STATED EXERCISE
Pick out every line with the word "категорий" and copy it.

EXERCISE MATERIAL
+ + +

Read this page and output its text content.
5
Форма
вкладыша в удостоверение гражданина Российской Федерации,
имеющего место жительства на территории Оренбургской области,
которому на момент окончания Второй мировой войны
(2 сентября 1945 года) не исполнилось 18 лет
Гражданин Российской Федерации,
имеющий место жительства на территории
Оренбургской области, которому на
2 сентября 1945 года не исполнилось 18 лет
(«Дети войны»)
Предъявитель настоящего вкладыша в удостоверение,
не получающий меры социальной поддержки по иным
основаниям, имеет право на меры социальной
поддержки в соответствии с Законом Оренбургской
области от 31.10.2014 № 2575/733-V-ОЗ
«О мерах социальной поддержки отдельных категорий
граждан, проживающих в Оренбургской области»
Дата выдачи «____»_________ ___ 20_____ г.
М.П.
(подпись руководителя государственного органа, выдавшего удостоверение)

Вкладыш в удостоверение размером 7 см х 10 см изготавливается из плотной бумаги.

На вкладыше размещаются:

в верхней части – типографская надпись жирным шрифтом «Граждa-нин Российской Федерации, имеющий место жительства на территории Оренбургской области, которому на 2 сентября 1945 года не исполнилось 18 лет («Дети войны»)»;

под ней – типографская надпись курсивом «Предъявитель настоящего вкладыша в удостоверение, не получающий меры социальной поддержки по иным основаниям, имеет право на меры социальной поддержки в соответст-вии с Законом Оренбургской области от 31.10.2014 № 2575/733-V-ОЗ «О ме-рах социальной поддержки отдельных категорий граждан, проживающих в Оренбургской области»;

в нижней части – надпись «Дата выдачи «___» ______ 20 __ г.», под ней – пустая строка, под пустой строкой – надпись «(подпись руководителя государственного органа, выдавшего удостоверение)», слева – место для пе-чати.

+ + +

FINISHED EXERCISE
«О мерах социальной поддержки отдельных категорий
под ней – типографская надпись курсивом «Предъявитель настоящего вкладыша в удостоверение, не получающий меры социальной поддержки по иным основаниям, имеет право на меры социальной поддержки в соответст-вии с Законом Оренбургской области от 31.10.2014 № 2575/733-V-ОЗ «О ме-рах социальной поддержки отдельных категорий граждан, проживающих в Оренбургской области»;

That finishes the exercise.